* _Raw data_
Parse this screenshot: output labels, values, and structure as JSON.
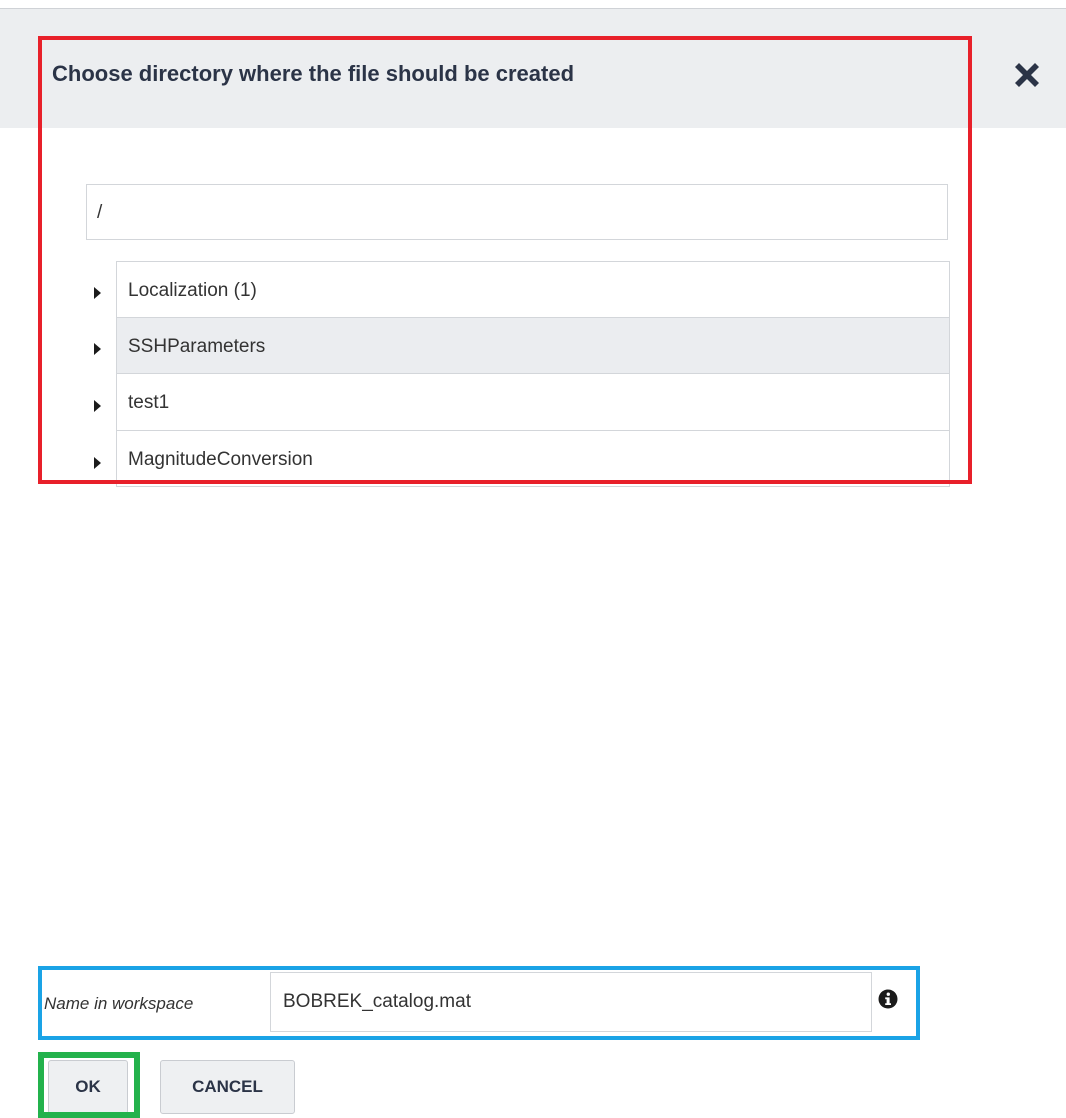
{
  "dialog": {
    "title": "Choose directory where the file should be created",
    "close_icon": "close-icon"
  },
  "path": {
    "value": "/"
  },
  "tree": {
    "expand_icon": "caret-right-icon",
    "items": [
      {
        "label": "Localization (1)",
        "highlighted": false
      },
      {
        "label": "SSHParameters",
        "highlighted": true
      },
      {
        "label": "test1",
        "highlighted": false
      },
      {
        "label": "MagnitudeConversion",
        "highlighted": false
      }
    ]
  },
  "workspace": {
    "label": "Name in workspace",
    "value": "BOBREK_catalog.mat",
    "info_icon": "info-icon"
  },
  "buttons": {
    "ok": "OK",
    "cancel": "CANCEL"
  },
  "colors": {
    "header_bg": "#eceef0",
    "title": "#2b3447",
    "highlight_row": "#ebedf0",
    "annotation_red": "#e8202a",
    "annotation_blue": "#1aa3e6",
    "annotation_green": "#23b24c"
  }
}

* _Your objective_
Set down the material above as is, without any pictures.

* _Exercise response_
Parse this screenshot: output labels, values, and structure as JSON.
{
  "dialog": {
    "title": "Choose directory where the file should be created",
    "close_icon": "close-icon"
  },
  "path": {
    "value": "/"
  },
  "tree": {
    "expand_icon": "caret-right-icon",
    "items": [
      {
        "label": "Localization (1)",
        "highlighted": false
      },
      {
        "label": "SSHParameters",
        "highlighted": true
      },
      {
        "label": "test1",
        "highlighted": false
      },
      {
        "label": "MagnitudeConversion",
        "highlighted": false
      }
    ]
  },
  "workspace": {
    "label": "Name in workspace",
    "value": "BOBREK_catalog.mat",
    "info_icon": "info-icon"
  },
  "buttons": {
    "ok": "OK",
    "cancel": "CANCEL"
  },
  "colors": {
    "header_bg": "#eceef0",
    "title": "#2b3447",
    "highlight_row": "#ebedf0",
    "annotation_red": "#e8202a",
    "annotation_blue": "#1aa3e6",
    "annotation_green": "#23b24c"
  }
}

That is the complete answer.